**Selected text**
>> Begin

It is not good starting the New Year with a sense of foreboding and I was dreading my first two TRIZ courses in 2006. These were at the engineering departments of Bradford University and Sheffield Hallam and I had my southerners prejudice to northern cities in January.

I love teaching TRIZ at universities and my experience of teaching TRIZ to academics has been almost always very enjoyable. Occasionally however there is hostility to TRIZ, as something new to them, from some awkward and vociferous individual and I have previously encountered one or two difficult engineering academics initially very opposed to it all - but who have since become enthusiasts for TRIZ (and good friends). 

Academics with TRIZ can be a bit like the nursery rhyme  ...

There was a little girl with a little curl right in the middle of her forehead 
When she was good she was very, very good and when she was bad she was horrid. 

To be fair, nearly all the academics I have taught have been very, very good, but one or two have been startlingly horrid and hated the idea of TRIZ supplementing formal engineering training to foster innovation and fast problem solving. There is a suspicion that somehow TRIZ is too good to be true, and anything which guides engineers to quick answers must be quite suspect. I have also had some sticky moments at some public TRIZ lectures from furious and shocked engineers who refuse to believe that TRIZ shows how there are just 40 ways of solving most engineering problems. 

Most come round to TRIZ, once they look at it and try it, but it still threatens some. One training manager I know in a military establishment still actively fights to prevent TRIZ being taught again in his organization - despite their new TRIZ patents and an active and successful TRIZ group. 

Most academics we have taught have taken TRIZ to their students enthusiastically because it helps them see the big picture in engineering and to approach projects systematically, and put their other engineering tools in context. 

When I was a Governor of Coventry University I encouraged TRIZ and for some years TRIZ has made its mark at Coventry and has been available on postgraduate courses through Dr. Peter Griffiths and others. We also taught the TRIZ Biomimetics group their first TRIZ at Bath University, under Professor Julian Vincent, and found them very receptive to it all. They are now very active in the TRIZ community with published papers, much research and fascinating results. 

Universities use TRIZ


Bradford and Sheffield of course turned out to be hugely enjoyable, challenging and very rewarding for me. Both courses were delightful, both the Cities and the Universities were a fabulous surprise, and the academics were all open-minded, enthusiastic and excited by the TRIZ tools and process.

>> End

**Required tasks**
• A. In the text about teaching TRIZ at universities, which two engineering departments hosted the first TRIZ courses of 2006?
• B. Print the part of the text about teaching TRIZ at universities starting with "I love teaching" and going on through "she was horrid.".
• C. Proceed with the text about teaching TRIZ at universities, picking up after its final sentence.

**Dataset section**
>> Begin

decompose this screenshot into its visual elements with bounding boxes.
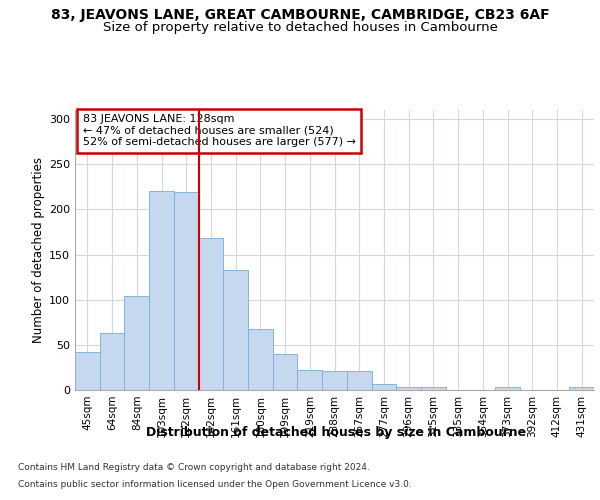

>> End

**Answers to each task**
• A. Bradford University and Sheffield Hallam.

• B.
I love teaching TRIZ at universities and my experience of teaching TRIZ to academics has been almost always very enjoyable. Occasionally however there is hostility to TRIZ, as something new to them, from some awkward and vociferous individual and I have previously encountered one or two difficult engineering academics initially very opposed to it all - but who have since become enthusiasts for TRIZ (and good friends). 

Academics with TRIZ can be a bit like the nursery rhyme  ...

There was a little girl with a little curl right in the middle of her forehead 
When she was good she was very, very good and when she was bad she was horrid.

• C.
I learn something new on every course I teach but these made me think hard about the nature of engineering teaching, and what we need for our future engineers. 

The Bradford group immediately wanted to apply TRIZ to their most pressing and important problem - their future and how to get more good, mathematically able, local students to apply to Bradford University's (excellent) Engineering Department. This involves looking at the future directions of engineering teaching at Bradford and the best future structure and resources of the department itself. 

We are now using TRIZ to look at this problem and structure our approach to tackling this problem. 

TRIZ at BRADford

At Bradford we first looked at how to use TRIZ to approach their problem of attracting more local students to their excellent accredited engineering courses. Bradford has a well established, good reputation for producing good engineers. Employment prospects are excellent for their graduates and they attract good students from all over the world. 

This problem solving with their team has only just begun and we hope to use TRIZ over the next two months to look for clear and detailed solution directions. I would like to show you how we have begun the process and at a later date show the progress of the problem solving with TRIZ on a very general and important problem. 

The old problems include issues like:- 

- How to reach and inspire mathematically able teenagers who are initially attracted to engineering and probably know little about it? 

- Engineering (similar to subjects like music) needs ability, staying power and enthusiasm to succeed as it has great depth and the training is rigorous - how to ensure that students survive and flourish throughout such demanding courses?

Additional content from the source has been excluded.